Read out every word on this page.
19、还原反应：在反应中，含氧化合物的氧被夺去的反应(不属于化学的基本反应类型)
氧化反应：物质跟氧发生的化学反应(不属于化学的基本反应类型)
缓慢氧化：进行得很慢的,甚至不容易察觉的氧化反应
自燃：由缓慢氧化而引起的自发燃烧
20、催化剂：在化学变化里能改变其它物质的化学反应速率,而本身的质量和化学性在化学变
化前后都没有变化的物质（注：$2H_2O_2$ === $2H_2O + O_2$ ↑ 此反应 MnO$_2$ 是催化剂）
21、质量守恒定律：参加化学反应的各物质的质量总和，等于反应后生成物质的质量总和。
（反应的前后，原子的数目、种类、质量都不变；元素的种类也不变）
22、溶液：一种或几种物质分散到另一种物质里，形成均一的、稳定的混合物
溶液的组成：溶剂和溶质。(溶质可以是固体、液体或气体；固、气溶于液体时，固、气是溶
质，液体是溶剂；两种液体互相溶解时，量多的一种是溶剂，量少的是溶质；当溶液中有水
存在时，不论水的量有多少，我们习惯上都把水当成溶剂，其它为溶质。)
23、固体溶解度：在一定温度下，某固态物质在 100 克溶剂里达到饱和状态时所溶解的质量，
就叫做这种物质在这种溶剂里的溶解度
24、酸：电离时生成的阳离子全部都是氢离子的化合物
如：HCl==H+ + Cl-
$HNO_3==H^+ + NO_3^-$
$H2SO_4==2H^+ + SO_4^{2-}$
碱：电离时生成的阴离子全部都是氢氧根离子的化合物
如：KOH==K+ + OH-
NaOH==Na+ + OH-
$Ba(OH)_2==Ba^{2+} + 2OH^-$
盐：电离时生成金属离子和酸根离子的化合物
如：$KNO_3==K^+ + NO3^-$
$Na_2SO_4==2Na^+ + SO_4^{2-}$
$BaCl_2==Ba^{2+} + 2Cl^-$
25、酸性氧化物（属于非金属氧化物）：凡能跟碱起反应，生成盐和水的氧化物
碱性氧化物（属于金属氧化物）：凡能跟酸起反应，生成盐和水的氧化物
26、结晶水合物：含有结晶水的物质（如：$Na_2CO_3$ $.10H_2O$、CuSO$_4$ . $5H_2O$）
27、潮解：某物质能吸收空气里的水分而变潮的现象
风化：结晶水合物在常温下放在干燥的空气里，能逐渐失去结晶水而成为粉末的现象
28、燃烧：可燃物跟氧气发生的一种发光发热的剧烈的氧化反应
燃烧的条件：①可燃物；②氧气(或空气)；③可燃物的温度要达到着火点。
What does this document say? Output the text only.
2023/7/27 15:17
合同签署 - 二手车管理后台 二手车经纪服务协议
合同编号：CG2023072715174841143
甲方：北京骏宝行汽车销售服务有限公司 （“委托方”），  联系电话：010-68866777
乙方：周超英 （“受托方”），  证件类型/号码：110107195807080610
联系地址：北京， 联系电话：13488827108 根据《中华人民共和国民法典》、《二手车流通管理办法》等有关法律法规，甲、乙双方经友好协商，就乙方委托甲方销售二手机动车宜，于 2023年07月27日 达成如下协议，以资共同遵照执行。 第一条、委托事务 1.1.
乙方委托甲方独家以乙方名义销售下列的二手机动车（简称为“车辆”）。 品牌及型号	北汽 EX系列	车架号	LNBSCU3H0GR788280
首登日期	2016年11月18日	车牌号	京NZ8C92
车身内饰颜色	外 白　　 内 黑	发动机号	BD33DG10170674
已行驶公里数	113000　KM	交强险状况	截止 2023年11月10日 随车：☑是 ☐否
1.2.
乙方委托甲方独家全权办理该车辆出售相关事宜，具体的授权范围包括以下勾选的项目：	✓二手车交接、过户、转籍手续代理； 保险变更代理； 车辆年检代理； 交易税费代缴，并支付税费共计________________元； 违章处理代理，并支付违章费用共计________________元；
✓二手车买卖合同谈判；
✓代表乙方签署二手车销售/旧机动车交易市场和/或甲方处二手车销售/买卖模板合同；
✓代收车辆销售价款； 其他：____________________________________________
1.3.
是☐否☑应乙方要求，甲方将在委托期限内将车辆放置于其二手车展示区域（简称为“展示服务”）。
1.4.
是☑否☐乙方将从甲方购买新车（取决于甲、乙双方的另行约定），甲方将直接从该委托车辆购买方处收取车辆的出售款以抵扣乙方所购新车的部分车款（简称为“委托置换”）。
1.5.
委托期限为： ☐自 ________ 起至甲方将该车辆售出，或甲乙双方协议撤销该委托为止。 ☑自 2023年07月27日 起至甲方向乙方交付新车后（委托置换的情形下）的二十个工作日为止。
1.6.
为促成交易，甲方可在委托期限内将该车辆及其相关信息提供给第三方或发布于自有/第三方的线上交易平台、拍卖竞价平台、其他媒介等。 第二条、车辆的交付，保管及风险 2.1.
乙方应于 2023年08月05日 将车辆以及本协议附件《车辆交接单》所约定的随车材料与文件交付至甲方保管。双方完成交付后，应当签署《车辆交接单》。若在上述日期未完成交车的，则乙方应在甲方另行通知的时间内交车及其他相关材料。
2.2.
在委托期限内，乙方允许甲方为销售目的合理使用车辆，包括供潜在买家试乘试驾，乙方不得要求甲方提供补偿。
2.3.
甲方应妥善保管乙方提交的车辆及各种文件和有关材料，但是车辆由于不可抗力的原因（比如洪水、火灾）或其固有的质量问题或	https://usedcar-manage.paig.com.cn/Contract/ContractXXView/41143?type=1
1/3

+++++

• **Required work**:
Of the lines in the records, determine how many contain the word "生成盐和水的氧化物", and report that number alone.

• **Exercise solution**:
2